Exercise:
Copy the rows below word for word, starting with the line that contains "aux2-regression-line bbox=[95, 212, 479, 408]" and going on through the line that contains "mv-point bbox=[305, 374, 313, 381]", with both of those lines included.
[Begin]
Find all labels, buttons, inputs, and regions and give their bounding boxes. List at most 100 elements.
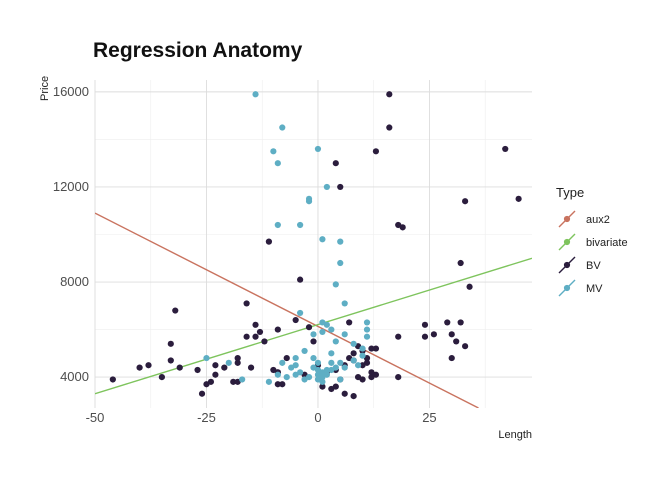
aux2-regression-line bbox=[95, 212, 479, 408]
mv-point bbox=[279, 124, 286, 131]
legend-key-point bbox=[563, 261, 571, 269]
bv-point bbox=[462, 198, 469, 205]
bv-point bbox=[297, 276, 304, 283]
mv-point bbox=[341, 300, 348, 307]
mv-point bbox=[274, 221, 281, 229]
bv-point bbox=[274, 326, 281, 333]
mv-point bbox=[341, 331, 348, 338]
bv-point bbox=[453, 338, 460, 345]
bv-point bbox=[466, 283, 473, 290]
bv-point bbox=[167, 357, 174, 364]
bv-point bbox=[261, 338, 268, 345]
bv-point bbox=[421, 321, 429, 328]
mv-point bbox=[323, 366, 330, 374]
legend-label: aux2 bbox=[586, 214, 610, 226]
bv-point bbox=[337, 183, 344, 191]
bv-point bbox=[158, 374, 165, 381]
legend-key-point bbox=[563, 284, 571, 292]
mv-point bbox=[274, 160, 281, 167]
bv-point bbox=[247, 364, 255, 371]
bv-point bbox=[283, 354, 290, 362]
mv-point bbox=[319, 236, 326, 243]
mv-point bbox=[297, 309, 304, 317]
bv-point bbox=[274, 381, 281, 388]
legend-entries: aux2 bivariate BV MV bbox=[558, 210, 628, 297]
bv-point bbox=[198, 390, 206, 397]
scatter-points bbox=[109, 91, 522, 400]
bv-point bbox=[243, 333, 250, 340]
mv-point bbox=[297, 369, 304, 376]
bv-point bbox=[319, 383, 326, 390]
bivariate-regression-line bbox=[95, 257, 532, 395]
x-tick-label: -25 bbox=[197, 410, 216, 425]
bv-point bbox=[305, 324, 313, 331]
bv-point bbox=[252, 333, 259, 340]
mv-point bbox=[337, 238, 344, 245]
bv-point bbox=[421, 333, 429, 340]
mv-point bbox=[350, 340, 357, 347]
bv-point bbox=[145, 362, 152, 369]
bv-point bbox=[350, 393, 357, 400]
y-axis-label: Price bbox=[39, 76, 51, 101]
mv-point bbox=[279, 359, 286, 366]
bv-point bbox=[444, 319, 451, 326]
bv-point bbox=[359, 376, 366, 383]
mv-point bbox=[292, 354, 299, 362]
mv-point bbox=[274, 371, 281, 378]
bv-point bbox=[386, 124, 393, 131]
mv-point bbox=[332, 281, 339, 288]
mv-point bbox=[292, 362, 299, 369]
mv-point bbox=[305, 374, 313, 381]
mv-point bbox=[332, 364, 339, 371]
legend-key-point bbox=[563, 238, 571, 246]
bv-point bbox=[256, 328, 264, 336]
mv-point bbox=[283, 374, 290, 381]
legend-entry-bivariate: bivariate bbox=[558, 233, 628, 251]
bv-point bbox=[230, 378, 237, 385]
bv-point bbox=[346, 319, 353, 326]
legend-entry-aux2: aux2 bbox=[558, 210, 610, 228]
mv-point bbox=[328, 350, 335, 357]
mv-point bbox=[305, 195, 313, 202]
bv-point bbox=[363, 359, 371, 366]
bv-point bbox=[341, 390, 348, 397]
y-tick-label: 16000 bbox=[53, 84, 89, 99]
y-tick-label: 12000 bbox=[53, 179, 89, 194]
bv-point bbox=[172, 307, 179, 314]
bv-point bbox=[372, 371, 380, 378]
mv-point bbox=[359, 345, 366, 352]
mv-point bbox=[332, 338, 339, 345]
axis-ticks: -50 -25 0 25 4000 8000 12000 16000 bbox=[53, 84, 437, 425]
legend-entry-bv: BV bbox=[558, 256, 601, 274]
mv-point bbox=[252, 91, 259, 98]
mv-point bbox=[341, 364, 348, 371]
bv-point bbox=[221, 364, 228, 371]
mv-point bbox=[301, 347, 308, 355]
bv-point bbox=[136, 364, 143, 371]
mv-point bbox=[310, 331, 317, 338]
bv-point bbox=[332, 160, 339, 167]
mv-point bbox=[297, 221, 304, 229]
bv-point bbox=[234, 354, 241, 362]
bv-point bbox=[109, 376, 116, 383]
mv-point bbox=[239, 376, 246, 383]
legend-label: BV bbox=[586, 260, 601, 272]
bv-point bbox=[279, 381, 286, 388]
mv-point bbox=[319, 378, 326, 385]
mv-point bbox=[314, 145, 322, 153]
mv-point bbox=[337, 376, 344, 383]
legend: Type aux2 bivariate BV MV bbox=[556, 185, 628, 297]
legend-entry-mv: MV bbox=[558, 279, 603, 297]
mv-point bbox=[328, 326, 335, 333]
bv-point bbox=[372, 148, 380, 155]
bv-point bbox=[462, 343, 469, 350]
chart-title: Regression Anatomy bbox=[93, 39, 303, 62]
bv-point bbox=[194, 366, 201, 374]
mv-point bbox=[310, 354, 317, 362]
bv-point bbox=[252, 321, 259, 328]
mv-point bbox=[363, 319, 371, 326]
bv-point bbox=[448, 331, 455, 338]
mv-point bbox=[354, 362, 362, 369]
bv-point bbox=[395, 333, 402, 340]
[End]
Output:
aux2-regression-line bbox=[95, 212, 479, 408]
mv-point bbox=[279, 124, 286, 131]
legend-key-point bbox=[563, 261, 571, 269]
bv-point bbox=[462, 198, 469, 205]
bv-point bbox=[297, 276, 304, 283]
mv-point bbox=[341, 300, 348, 307]
mv-point bbox=[274, 221, 281, 229]
bv-point bbox=[274, 326, 281, 333]
mv-point bbox=[341, 331, 348, 338]
bv-point bbox=[453, 338, 460, 345]
bv-point bbox=[466, 283, 473, 290]
bv-point bbox=[167, 357, 174, 364]
bv-point bbox=[261, 338, 268, 345]
bv-point bbox=[421, 321, 429, 328]
mv-point bbox=[323, 366, 330, 374]
legend-label: aux2 bbox=[586, 214, 610, 226]
bv-point bbox=[337, 183, 344, 191]
bv-point bbox=[158, 374, 165, 381]
legend-key-point bbox=[563, 284, 571, 292]
mv-point bbox=[274, 160, 281, 167]
bv-point bbox=[247, 364, 255, 371]
bv-point bbox=[283, 354, 290, 362]
mv-point bbox=[319, 236, 326, 243]
mv-point bbox=[297, 309, 304, 317]
bv-point bbox=[274, 381, 281, 388]
legend-entries: aux2 bivariate BV MV bbox=[558, 210, 628, 297]
bv-point bbox=[198, 390, 206, 397]
scatter-points bbox=[109, 91, 522, 400]
bv-point bbox=[243, 333, 250, 340]
mv-point bbox=[297, 369, 304, 376]
bv-point bbox=[319, 383, 326, 390]
bivariate-regression-line bbox=[95, 257, 532, 395]
x-tick-label: -25 bbox=[197, 410, 216, 425]
bv-point bbox=[305, 324, 313, 331]
bv-point bbox=[252, 333, 259, 340]
mv-point bbox=[337, 238, 344, 245]
bv-point bbox=[421, 333, 429, 340]
mv-point bbox=[350, 340, 357, 347]
bv-point bbox=[145, 362, 152, 369]
bv-point bbox=[350, 393, 357, 400]
y-axis-label: Price bbox=[39, 76, 51, 101]
mv-point bbox=[279, 359, 286, 366]
bv-point bbox=[444, 319, 451, 326]
bv-point bbox=[359, 376, 366, 383]
mv-point bbox=[292, 354, 299, 362]
mv-point bbox=[274, 371, 281, 378]
bv-point bbox=[386, 124, 393, 131]
mv-point bbox=[332, 281, 339, 288]
mv-point bbox=[292, 362, 299, 369]
mv-point bbox=[305, 374, 313, 381]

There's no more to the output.